WRITTEN INSTRUCTION - Write the listing out again, all of it, word for word.

Entries taken from a collection:
────────

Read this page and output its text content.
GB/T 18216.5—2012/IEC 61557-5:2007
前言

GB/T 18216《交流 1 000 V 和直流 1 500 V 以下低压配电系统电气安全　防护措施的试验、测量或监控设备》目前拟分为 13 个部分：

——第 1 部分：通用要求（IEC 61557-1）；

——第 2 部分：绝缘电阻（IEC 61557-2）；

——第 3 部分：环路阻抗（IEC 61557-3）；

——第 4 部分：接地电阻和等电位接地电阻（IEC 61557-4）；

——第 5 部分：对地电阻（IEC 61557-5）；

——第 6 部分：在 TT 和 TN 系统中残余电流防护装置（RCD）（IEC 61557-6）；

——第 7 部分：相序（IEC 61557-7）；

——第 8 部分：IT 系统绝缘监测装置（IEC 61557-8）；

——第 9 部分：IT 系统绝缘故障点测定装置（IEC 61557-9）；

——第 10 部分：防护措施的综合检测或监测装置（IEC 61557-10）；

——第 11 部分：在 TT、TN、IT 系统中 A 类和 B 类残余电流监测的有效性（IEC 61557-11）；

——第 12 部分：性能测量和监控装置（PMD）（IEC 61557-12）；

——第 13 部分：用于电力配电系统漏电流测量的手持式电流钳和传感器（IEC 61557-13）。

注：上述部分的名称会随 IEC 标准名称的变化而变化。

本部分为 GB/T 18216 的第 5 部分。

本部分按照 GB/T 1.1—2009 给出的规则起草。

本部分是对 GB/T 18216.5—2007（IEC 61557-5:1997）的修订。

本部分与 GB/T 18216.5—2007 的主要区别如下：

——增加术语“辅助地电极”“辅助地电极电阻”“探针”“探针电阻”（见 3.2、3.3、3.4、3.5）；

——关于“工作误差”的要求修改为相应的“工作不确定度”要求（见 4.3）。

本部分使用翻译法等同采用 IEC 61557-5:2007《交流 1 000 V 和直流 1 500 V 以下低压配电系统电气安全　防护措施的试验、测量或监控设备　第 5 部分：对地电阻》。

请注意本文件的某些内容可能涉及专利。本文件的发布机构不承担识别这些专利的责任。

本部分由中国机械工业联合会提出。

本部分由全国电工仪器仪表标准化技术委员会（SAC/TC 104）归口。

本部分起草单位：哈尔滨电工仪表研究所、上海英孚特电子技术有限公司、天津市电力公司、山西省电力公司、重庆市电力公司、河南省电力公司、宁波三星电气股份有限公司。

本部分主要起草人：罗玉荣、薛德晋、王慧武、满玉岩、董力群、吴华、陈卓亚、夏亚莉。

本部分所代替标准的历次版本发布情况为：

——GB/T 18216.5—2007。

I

────────

EXERCISE OUTPUT -
Read this page and output its text content.
GB/T 18216.5—2012/IEC 61557-5:2007
前言

GB/T 18216《交流 1 000 V 和直流 1 500 V 以下低压配电系统电气安全　防护措施的试验、测量或监控设备》目前拟分为 13 个部分：

——第 1 部分：通用要求（IEC 61557-1）；

——第 2 部分：绝缘电阻（IEC 61557-2）；

——第 3 部分：环路阻抗（IEC 61557-3）；

——第 4 部分：接地电阻和等电位接地电阻（IEC 61557-4）；

——第 5 部分：对地电阻（IEC 61557-5）；

——第 6 部分：在 TT 和 TN 系统中残余电流防护装置（RCD）（IEC 61557-6）；

——第 7 部分：相序（IEC 61557-7）；

——第 8 部分：IT 系统绝缘监测装置（IEC 61557-8）；

——第 9 部分：IT 系统绝缘故障点测定装置（IEC 61557-9）；

——第 10 部分：防护措施的综合检测或监测装置（IEC 61557-10）；

——第 11 部分：在 TT、TN、IT 系统中 A 类和 B 类残余电流监测的有效性（IEC 61557-11）；

——第 12 部分：性能测量和监控装置（PMD）（IEC 61557-12）；

——第 13 部分：用于电力配电系统漏电流测量的手持式电流钳和传感器（IEC 61557-13）。

注：上述部分的名称会随 IEC 标准名称的变化而变化。

本部分为 GB/T 18216 的第 5 部分。

本部分按照 GB/T 1.1—2009 给出的规则起草。

本部分是对 GB/T 18216.5—2007（IEC 61557-5:1997）的修订。

本部分与 GB/T 18216.5—2007 的主要区别如下：

——增加术语“辅助地电极”“辅助地电极电阻”“探针”“探针电阻”（见 3.2、3.3、3.4、3.5）；

——关于“工作误差”的要求修改为相应的“工作不确定度”要求（见 4.3）。

本部分使用翻译法等同采用 IEC 61557-5:2007《交流 1 000 V 和直流 1 500 V 以下低压配电系统电气安全　防护措施的试验、测量或监控设备　第 5 部分：对地电阻》。

请注意本文件的某些内容可能涉及专利。本文件的发布机构不承担识别这些专利的责任。

本部分由中国机械工业联合会提出。

本部分由全国电工仪器仪表标准化技术委员会（SAC/TC 104）归口。

本部分起草单位：哈尔滨电工仪表研究所、上海英孚特电子技术有限公司、天津市电力公司、山西省电力公司、重庆市电力公司、河南省电力公司、宁波三星电气股份有限公司。

本部分主要起草人：罗玉荣、薛德晋、王慧武、满玉岩、董力群、吴华、陈卓亚、夏亚莉。

本部分所代替标准的历次版本发布情况为：

——GB/T 18216.5—2007。

I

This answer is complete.